Short task: Identify and pull out each line of the entries in which "this" occurs.

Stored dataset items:
========================================

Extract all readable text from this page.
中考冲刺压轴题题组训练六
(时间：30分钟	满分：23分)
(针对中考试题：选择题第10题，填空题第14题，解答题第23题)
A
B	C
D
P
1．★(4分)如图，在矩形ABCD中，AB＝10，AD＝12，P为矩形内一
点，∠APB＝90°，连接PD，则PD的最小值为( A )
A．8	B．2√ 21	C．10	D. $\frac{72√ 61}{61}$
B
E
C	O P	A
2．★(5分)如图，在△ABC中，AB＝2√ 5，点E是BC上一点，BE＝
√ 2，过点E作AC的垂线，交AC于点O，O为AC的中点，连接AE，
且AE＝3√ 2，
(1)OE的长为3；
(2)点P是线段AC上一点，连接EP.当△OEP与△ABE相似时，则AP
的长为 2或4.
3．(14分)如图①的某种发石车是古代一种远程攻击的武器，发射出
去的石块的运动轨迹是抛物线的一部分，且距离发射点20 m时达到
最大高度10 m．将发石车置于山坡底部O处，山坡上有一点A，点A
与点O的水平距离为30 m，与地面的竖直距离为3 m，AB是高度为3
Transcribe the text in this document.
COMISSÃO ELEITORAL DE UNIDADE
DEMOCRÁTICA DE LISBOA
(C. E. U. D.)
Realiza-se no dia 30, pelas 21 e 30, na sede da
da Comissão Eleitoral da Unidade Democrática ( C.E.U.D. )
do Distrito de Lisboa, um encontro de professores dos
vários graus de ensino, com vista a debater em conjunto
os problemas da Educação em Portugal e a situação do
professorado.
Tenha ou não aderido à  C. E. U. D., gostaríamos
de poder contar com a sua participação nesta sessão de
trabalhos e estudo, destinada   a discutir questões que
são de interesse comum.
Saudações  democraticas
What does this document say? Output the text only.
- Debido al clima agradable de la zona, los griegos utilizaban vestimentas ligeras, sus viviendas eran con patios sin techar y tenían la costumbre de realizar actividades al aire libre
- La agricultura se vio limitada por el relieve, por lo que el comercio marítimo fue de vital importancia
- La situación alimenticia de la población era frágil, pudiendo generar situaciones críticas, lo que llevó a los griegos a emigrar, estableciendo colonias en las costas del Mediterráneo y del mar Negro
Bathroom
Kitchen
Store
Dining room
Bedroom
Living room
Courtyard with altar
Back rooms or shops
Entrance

========================================

Expected answer:
Extract all readable text from this page.
Transcribe the text in this document.
What does this document say? Output the text only.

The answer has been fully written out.